[MATERIAL SUPPLIED]
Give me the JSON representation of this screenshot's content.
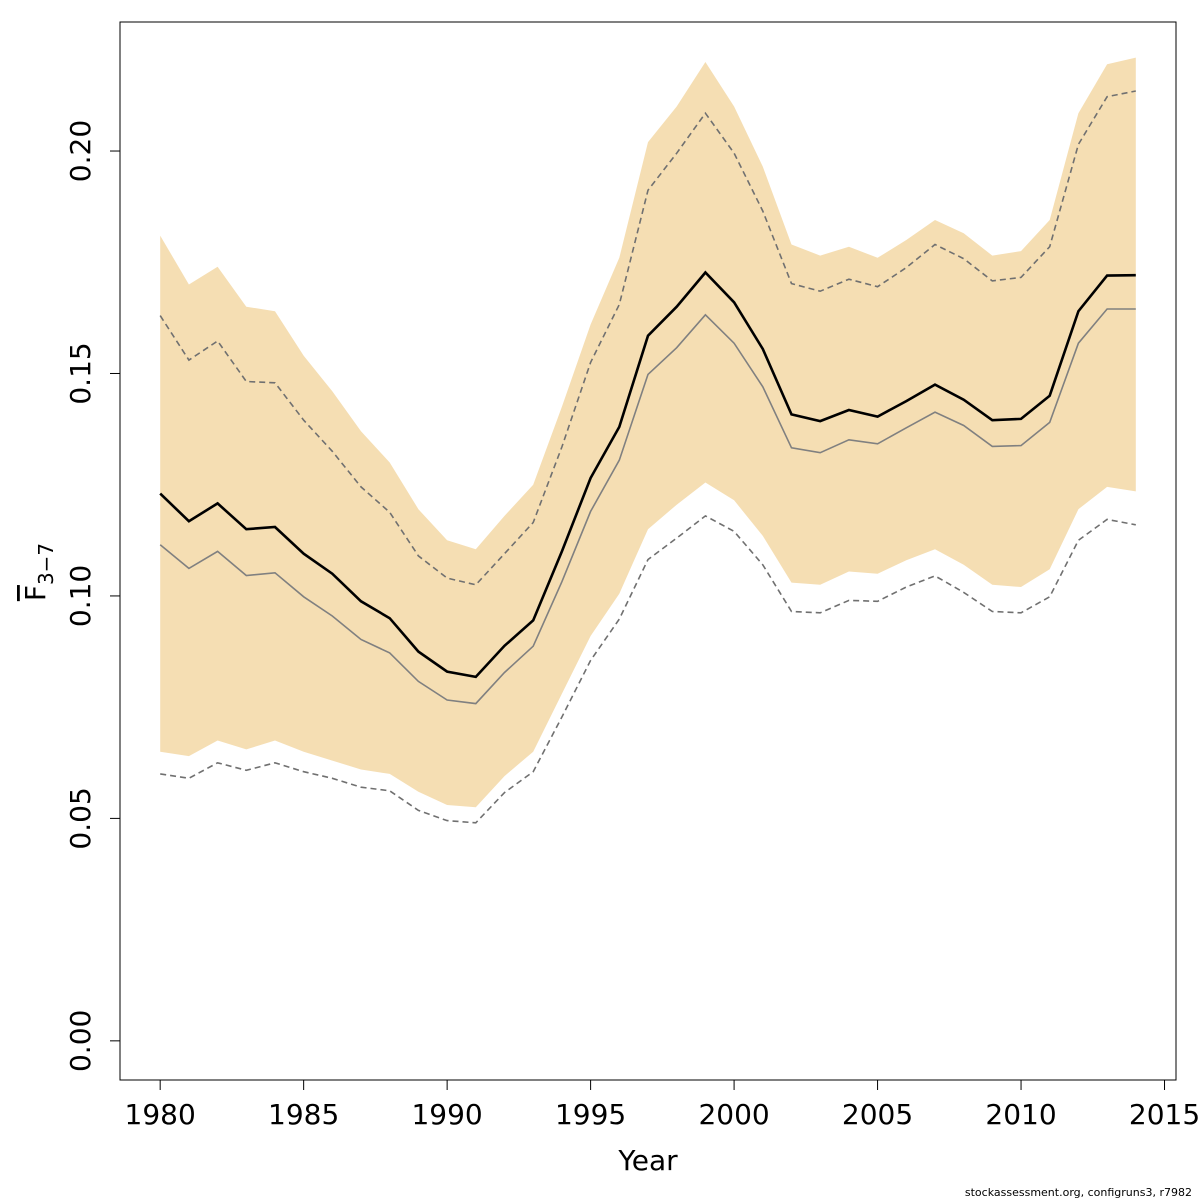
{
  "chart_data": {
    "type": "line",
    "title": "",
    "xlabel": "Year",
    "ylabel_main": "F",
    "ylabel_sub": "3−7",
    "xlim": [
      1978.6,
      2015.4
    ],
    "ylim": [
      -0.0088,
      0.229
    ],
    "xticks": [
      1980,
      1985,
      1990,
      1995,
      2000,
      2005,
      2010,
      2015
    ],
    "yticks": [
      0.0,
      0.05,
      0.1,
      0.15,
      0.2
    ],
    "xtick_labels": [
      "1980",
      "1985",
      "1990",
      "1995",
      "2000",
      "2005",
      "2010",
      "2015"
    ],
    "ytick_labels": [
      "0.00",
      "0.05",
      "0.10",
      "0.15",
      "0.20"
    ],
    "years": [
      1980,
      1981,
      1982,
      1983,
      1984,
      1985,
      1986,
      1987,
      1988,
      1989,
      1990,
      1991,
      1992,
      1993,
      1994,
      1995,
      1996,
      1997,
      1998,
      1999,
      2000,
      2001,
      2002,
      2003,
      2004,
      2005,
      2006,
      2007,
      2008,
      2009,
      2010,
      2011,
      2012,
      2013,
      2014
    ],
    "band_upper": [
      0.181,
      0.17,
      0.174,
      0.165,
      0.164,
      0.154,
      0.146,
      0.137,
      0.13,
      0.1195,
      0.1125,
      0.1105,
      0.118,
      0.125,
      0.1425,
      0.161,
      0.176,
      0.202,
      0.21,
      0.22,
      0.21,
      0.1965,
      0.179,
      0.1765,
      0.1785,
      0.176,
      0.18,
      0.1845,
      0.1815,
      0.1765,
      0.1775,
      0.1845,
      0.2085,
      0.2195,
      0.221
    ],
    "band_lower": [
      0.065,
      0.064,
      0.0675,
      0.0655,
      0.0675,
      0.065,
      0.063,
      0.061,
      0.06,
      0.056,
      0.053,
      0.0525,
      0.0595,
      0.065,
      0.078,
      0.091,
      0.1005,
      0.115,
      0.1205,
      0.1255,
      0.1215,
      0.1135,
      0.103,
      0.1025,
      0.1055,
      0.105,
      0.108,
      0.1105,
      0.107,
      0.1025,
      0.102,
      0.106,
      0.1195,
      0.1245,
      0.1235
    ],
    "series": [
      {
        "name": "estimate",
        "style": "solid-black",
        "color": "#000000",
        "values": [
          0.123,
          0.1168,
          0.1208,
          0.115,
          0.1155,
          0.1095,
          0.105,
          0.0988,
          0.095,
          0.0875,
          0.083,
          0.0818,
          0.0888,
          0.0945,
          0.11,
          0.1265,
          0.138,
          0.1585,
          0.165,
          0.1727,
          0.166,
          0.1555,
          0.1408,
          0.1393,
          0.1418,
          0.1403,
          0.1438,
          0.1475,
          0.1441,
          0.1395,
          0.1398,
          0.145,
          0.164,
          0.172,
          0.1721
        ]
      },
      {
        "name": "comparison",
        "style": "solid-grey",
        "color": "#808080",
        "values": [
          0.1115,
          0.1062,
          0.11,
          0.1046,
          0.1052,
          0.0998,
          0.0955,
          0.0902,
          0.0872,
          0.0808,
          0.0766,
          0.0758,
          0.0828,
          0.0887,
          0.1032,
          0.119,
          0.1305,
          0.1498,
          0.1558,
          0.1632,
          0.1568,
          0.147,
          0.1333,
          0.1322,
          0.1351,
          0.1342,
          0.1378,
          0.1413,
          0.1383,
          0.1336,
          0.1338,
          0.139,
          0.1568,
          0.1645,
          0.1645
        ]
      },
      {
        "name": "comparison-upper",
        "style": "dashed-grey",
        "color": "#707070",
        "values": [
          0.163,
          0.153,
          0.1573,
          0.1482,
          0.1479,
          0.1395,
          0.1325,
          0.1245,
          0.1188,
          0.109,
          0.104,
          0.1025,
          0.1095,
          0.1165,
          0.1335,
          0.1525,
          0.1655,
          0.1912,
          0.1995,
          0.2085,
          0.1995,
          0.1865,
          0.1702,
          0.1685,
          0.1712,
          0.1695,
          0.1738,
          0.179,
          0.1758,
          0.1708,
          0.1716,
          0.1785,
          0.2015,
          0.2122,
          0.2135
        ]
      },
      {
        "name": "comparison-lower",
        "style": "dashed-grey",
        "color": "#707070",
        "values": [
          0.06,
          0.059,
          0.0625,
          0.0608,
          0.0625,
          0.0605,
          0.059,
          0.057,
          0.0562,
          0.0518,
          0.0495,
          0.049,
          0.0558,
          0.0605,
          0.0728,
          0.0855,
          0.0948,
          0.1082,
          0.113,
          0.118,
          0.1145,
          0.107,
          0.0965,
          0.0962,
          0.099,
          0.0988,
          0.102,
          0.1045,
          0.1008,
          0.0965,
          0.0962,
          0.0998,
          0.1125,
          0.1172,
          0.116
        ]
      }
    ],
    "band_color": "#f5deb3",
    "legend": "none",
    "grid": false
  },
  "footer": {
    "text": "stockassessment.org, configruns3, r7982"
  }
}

[WHAT YOU SHOULD DO] Reproduce all the entries that precede this task, word for word, minus any pictures.

[OUTPUT FOR THIS EXERCISE]
Give me the JSON representation of this screenshot's content.
{
  "chart_data": {
    "type": "line",
    "title": "",
    "xlabel": "Year",
    "ylabel_main": "F",
    "ylabel_sub": "3−7",
    "xlim": [
      1978.6,
      2015.4
    ],
    "ylim": [
      -0.0088,
      0.229
    ],
    "xticks": [
      1980,
      1985,
      1990,
      1995,
      2000,
      2005,
      2010,
      2015
    ],
    "yticks": [
      0.0,
      0.05,
      0.1,
      0.15,
      0.2
    ],
    "xtick_labels": [
      "1980",
      "1985",
      "1990",
      "1995",
      "2000",
      "2005",
      "2010",
      "2015"
    ],
    "ytick_labels": [
      "0.00",
      "0.05",
      "0.10",
      "0.15",
      "0.20"
    ],
    "years": [
      1980,
      1981,
      1982,
      1983,
      1984,
      1985,
      1986,
      1987,
      1988,
      1989,
      1990,
      1991,
      1992,
      1993,
      1994,
      1995,
      1996,
      1997,
      1998,
      1999,
      2000,
      2001,
      2002,
      2003,
      2004,
      2005,
      2006,
      2007,
      2008,
      2009,
      2010,
      2011,
      2012,
      2013,
      2014
    ],
    "band_upper": [
      0.181,
      0.17,
      0.174,
      0.165,
      0.164,
      0.154,
      0.146,
      0.137,
      0.13,
      0.1195,
      0.1125,
      0.1105,
      0.118,
      0.125,
      0.1425,
      0.161,
      0.176,
      0.202,
      0.21,
      0.22,
      0.21,
      0.1965,
      0.179,
      0.1765,
      0.1785,
      0.176,
      0.18,
      0.1845,
      0.1815,
      0.1765,
      0.1775,
      0.1845,
      0.2085,
      0.2195,
      0.221
    ],
    "band_lower": [
      0.065,
      0.064,
      0.0675,
      0.0655,
      0.0675,
      0.065,
      0.063,
      0.061,
      0.06,
      0.056,
      0.053,
      0.0525,
      0.0595,
      0.065,
      0.078,
      0.091,
      0.1005,
      0.115,
      0.1205,
      0.1255,
      0.1215,
      0.1135,
      0.103,
      0.1025,
      0.1055,
      0.105,
      0.108,
      0.1105,
      0.107,
      0.1025,
      0.102,
      0.106,
      0.1195,
      0.1245,
      0.1235
    ],
    "series": [
      {
        "name": "estimate",
        "style": "solid-black",
        "color": "#000000",
        "values": [
          0.123,
          0.1168,
          0.1208,
          0.115,
          0.1155,
          0.1095,
          0.105,
          0.0988,
          0.095,
          0.0875,
          0.083,
          0.0818,
          0.0888,
          0.0945,
          0.11,
          0.1265,
          0.138,
          0.1585,
          0.165,
          0.1727,
          0.166,
          0.1555,
          0.1408,
          0.1393,
          0.1418,
          0.1403,
          0.1438,
          0.1475,
          0.1441,
          0.1395,
          0.1398,
          0.145,
          0.164,
          0.172,
          0.1721
        ]
      },
      {
        "name": "comparison",
        "style": "solid-grey",
        "color": "#808080",
        "values": [
          0.1115,
          0.1062,
          0.11,
          0.1046,
          0.1052,
          0.0998,
          0.0955,
          0.0902,
          0.0872,
          0.0808,
          0.0766,
          0.0758,
          0.0828,
          0.0887,
          0.1032,
          0.119,
          0.1305,
          0.1498,
          0.1558,
          0.1632,
          0.1568,
          0.147,
          0.1333,
          0.1322,
          0.1351,
          0.1342,
          0.1378,
          0.1413,
          0.1383,
          0.1336,
          0.1338,
          0.139,
          0.1568,
          0.1645,
          0.1645
        ]
      },
      {
        "name": "comparison-upper",
        "style": "dashed-grey",
        "color": "#707070",
        "values": [
          0.163,
          0.153,
          0.1573,
          0.1482,
          0.1479,
          0.1395,
          0.1325,
          0.1245,
          0.1188,
          0.109,
          0.104,
          0.1025,
          0.1095,
          0.1165,
          0.1335,
          0.1525,
          0.1655,
          0.1912,
          0.1995,
          0.2085,
          0.1995,
          0.1865,
          0.1702,
          0.1685,
          0.1712,
          0.1695,
          0.1738,
          0.179,
          0.1758,
          0.1708,
          0.1716,
          0.1785,
          0.2015,
          0.2122,
          0.2135
        ]
      },
      {
        "name": "comparison-lower",
        "style": "dashed-grey",
        "color": "#707070",
        "values": [
          0.06,
          0.059,
          0.0625,
          0.0608,
          0.0625,
          0.0605,
          0.059,
          0.057,
          0.0562,
          0.0518,
          0.0495,
          0.049,
          0.0558,
          0.0605,
          0.0728,
          0.0855,
          0.0948,
          0.1082,
          0.113,
          0.118,
          0.1145,
          0.107,
          0.0965,
          0.0962,
          0.099,
          0.0988,
          0.102,
          0.1045,
          0.1008,
          0.0965,
          0.0962,
          0.0998,
          0.1125,
          0.1172,
          0.116
        ]
      }
    ],
    "band_color": "#f5deb3",
    "legend": "none",
    "grid": false
  },
  "footer": {
    "text": "stockassessment.org, configruns3, r7982"
  }
}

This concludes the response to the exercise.